== WHAT THE EXERCISE ASKS ==
Output every line of the rows below as a JSON list of strings, with one string per line and blank lines left out.

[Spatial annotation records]

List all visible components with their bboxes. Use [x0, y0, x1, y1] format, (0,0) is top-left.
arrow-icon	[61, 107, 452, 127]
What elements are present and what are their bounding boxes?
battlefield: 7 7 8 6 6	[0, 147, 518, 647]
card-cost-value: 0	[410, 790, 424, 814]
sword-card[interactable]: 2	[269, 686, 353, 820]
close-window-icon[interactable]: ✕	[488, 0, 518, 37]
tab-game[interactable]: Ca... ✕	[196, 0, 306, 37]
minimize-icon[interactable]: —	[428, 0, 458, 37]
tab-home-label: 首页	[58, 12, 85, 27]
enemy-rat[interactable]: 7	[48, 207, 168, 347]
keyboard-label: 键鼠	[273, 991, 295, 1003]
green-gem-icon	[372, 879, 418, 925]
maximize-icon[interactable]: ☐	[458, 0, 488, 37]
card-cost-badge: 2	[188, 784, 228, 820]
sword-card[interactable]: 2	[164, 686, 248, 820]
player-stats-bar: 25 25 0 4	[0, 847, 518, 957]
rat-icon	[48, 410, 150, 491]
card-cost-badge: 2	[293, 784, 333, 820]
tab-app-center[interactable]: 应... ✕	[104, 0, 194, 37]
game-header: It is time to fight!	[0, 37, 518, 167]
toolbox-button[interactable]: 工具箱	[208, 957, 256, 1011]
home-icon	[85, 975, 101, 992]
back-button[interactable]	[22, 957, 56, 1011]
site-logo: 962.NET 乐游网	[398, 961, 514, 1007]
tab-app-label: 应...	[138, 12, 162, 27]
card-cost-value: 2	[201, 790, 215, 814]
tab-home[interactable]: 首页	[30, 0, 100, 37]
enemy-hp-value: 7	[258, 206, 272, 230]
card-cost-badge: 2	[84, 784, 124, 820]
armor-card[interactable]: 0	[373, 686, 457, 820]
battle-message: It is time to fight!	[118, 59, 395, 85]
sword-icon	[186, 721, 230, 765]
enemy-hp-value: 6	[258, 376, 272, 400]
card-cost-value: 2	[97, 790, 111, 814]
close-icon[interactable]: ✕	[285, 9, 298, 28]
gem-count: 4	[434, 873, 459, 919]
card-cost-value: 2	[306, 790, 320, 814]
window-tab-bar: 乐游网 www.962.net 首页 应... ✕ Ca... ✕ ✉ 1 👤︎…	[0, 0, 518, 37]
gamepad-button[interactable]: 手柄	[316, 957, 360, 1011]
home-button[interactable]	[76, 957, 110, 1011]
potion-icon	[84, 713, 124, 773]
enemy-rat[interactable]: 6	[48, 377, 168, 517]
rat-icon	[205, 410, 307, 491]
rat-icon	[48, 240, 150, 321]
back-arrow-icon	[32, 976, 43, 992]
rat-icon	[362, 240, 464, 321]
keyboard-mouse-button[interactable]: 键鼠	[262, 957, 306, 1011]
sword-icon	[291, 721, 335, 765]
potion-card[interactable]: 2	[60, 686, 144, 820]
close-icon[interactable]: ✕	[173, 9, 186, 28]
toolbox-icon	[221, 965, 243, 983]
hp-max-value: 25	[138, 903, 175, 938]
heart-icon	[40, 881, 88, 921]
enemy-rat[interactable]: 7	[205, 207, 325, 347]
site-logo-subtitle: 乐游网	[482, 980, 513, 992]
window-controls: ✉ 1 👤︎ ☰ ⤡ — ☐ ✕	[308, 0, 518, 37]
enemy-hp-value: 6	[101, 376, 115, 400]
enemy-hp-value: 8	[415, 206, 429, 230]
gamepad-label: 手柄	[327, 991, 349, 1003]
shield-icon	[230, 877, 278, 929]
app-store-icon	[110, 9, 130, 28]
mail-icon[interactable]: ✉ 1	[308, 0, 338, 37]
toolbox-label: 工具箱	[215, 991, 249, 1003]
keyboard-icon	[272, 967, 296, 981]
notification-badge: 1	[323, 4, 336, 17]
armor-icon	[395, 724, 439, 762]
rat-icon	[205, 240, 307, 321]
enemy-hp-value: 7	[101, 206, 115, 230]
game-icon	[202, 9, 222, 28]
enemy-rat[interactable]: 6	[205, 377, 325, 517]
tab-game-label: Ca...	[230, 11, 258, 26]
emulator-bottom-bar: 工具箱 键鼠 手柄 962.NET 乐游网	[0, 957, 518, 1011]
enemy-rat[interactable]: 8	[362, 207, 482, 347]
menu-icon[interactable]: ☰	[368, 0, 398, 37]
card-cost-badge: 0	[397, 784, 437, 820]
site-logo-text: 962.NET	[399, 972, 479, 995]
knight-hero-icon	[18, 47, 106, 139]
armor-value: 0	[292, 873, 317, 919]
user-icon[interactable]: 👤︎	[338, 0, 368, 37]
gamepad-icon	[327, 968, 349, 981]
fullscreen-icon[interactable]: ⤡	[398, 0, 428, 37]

== SOLUTION TO THE EXERCISE ==
[
  "List all visible components with their bboxes. Use [x0, y0, x1, y1] format, (0,0) is top-left.",
  "arrow-icon\t[61, 107, 452, 127]",
  "What elements are present and what are their bounding boxes?",
  "battlefield: 7 7 8 6 6\t[0, 147, 518, 647]",
  "card-cost-value: 0\t[410, 790, 424, 814]",
  "sword-card[interactable]: 2\t[269, 686, 353, 820]",
  "close-window-icon[interactable]: ✕\t[488, 0, 518, 37]",
  "tab-game[interactable]: Ca... ✕\t[196, 0, 306, 37]",
  "minimize-icon[interactable]: —\t[428, 0, 458, 37]",
  "tab-home-label: 首页\t[58, 12, 85, 27]",
  "enemy-rat[interactable]: 7\t[48, 207, 168, 347]",
  "keyboard-label: 键鼠\t[273, 991, 295, 1003]",
  "green-gem-icon\t[372, 879, 418, 925]",
  "maximize-icon[interactable]: ☐\t[458, 0, 488, 37]",
  "card-cost-badge: 2\t[188, 784, 228, 820]",
  "sword-card[interactable]: 2\t[164, 686, 248, 820]",
  "player-stats-bar: 25 25 0 4\t[0, 847, 518, 957]",
  "rat-icon\t[48, 410, 150, 491]",
  "card-cost-badge: 2\t[293, 784, 333, 820]",
  "tab-app-center[interactable]: 应... ✕\t[104, 0, 194, 37]",
  "game-header: It is time to fight!\t[0, 37, 518, 167]",
  "toolbox-button[interactable]: 工具箱\t[208, 957, 256, 1011]",
  "home-icon\t[85, 975, 101, 992]",
  "back-button[interactable]\t[22, 957, 56, 1011]",
  "site-logo: 962.NET 乐游网\t[398, 961, 514, 1007]",
  "tab-app-label: 应...\t[138, 12, 162, 27]",
  "card-cost-value: 2\t[201, 790, 215, 814]",
  "tab-home[interactable]: 首页\t[30, 0, 100, 37]",
  "enemy-hp-value: 7\t[258, 206, 272, 230]",
  "card-cost-badge: 2\t[84, 784, 124, 820]",
  "armor-card[interactable]: 0\t[373, 686, 457, 820]",
  "battle-message: It is time to fight!\t[118, 59, 395, 85]",
  "sword-icon\t[186, 721, 230, 765]",
  "enemy-hp-value: 6\t[258, 376, 272, 400]",
  "card-cost-value: 2\t[97, 790, 111, 814]",
  "close-icon[interactable]: ✕\t[285, 9, 298, 28]",
  "gem-count: 4\t[434, 873, 459, 919]",
  "card-cost-value: 2\t[306, 790, 320, 814]",
  "window-tab-bar: 乐游网 www.962.net 首页 应... ✕ Ca... ✕ ✉ 1 👤︎…\t[0, 0, 518, 37]",
  "gamepad-button[interactable]: 手柄\t[316, 957, 360, 1011]",
  "home-button[interactable]\t[76, 957, 110, 1011]",
  "potion-icon\t[84, 713, 124, 773]",
  "enemy-rat[interactable]: 6\t[48, 377, 168, 517]",
  "rat-icon\t[205, 410, 307, 491]",
  "rat-icon\t[48, 240, 150, 321]",
  "back-arrow-icon\t[32, 976, 43, 992]",
  "rat-icon\t[362, 240, 464, 321]",
  "keyboard-mouse-button[interactable]: 键鼠\t[262, 957, 306, 1011]",
  "sword-icon\t[291, 721, 335, 765]",
  "potion-card[interactable]: 2\t[60, 686, 144, 820]",
  "close-icon[interactable]: ✕\t[173, 9, 186, 28]",
  "toolbox-icon\t[221, 965, 243, 983]",
  "hp-max-value: 25\t[138, 903, 175, 938]",
  "heart-icon\t[40, 881, 88, 921]",
  "enemy-rat[interactable]: 7\t[205, 207, 325, 347]",
  "site-logo-subtitle: 乐游网\t[482, 980, 513, 992]",
  "window-controls: ✉ 1 👤︎ ☰ ⤡ — ☐ ✕\t[308, 0, 518, 37]",
  "enemy-hp-value: 6\t[101, 376, 115, 400]",
  "enemy-hp-value: 8\t[415, 206, 429, 230]",
  "gamepad-label: 手柄\t[327, 991, 349, 1003]",
  "shield-icon\t[230, 877, 278, 929]",
  "app-store-icon\t[110, 9, 130, 28]",
  "mail-icon[interactable]: ✉ 1\t[308, 0, 338, 37]",
  "toolbox-label: 工具箱\t[215, 991, 249, 1003]",
  "keyboard-icon\t[272, 967, 296, 981]",
  "notification-badge: 1\t[323, 4, 336, 17]",
  "armor-icon\t[395, 724, 439, 762]",
  "rat-icon\t[205, 240, 307, 321]",
  "enemy-hp-value: 7\t[101, 206, 115, 230]",
  "game-icon\t[202, 9, 222, 28]",
  "enemy-rat[interactable]: 6\t[205, 377, 325, 517]",
  "tab-game-label: Ca...\t[230, 11, 258, 26]",
  "emulator-bottom-bar: 工具箱 键鼠 手柄 962.NET 乐游网\t[0, 957, 518, 1011]",
  "enemy-rat[interactable]: 8\t[362, 207, 482, 347]",
  "menu-icon[interactable]: ☰\t[368, 0, 398, 37]",
  "card-cost-badge: 0\t[397, 784, 437, 820]",
  "site-logo-text: 962.NET\t[399, 972, 479, 995]",
  "knight-hero-icon\t[18, 47, 106, 139]",
  "armor-value: 0\t[292, 873, 317, 919]",
  "user-icon[interactable]: 👤︎\t[338, 0, 368, 37]",
  "gamepad-icon\t[327, 968, 349, 981]",
  "fullscreen-icon[interactable]: ⤡\t[398, 0, 428, 37]"
]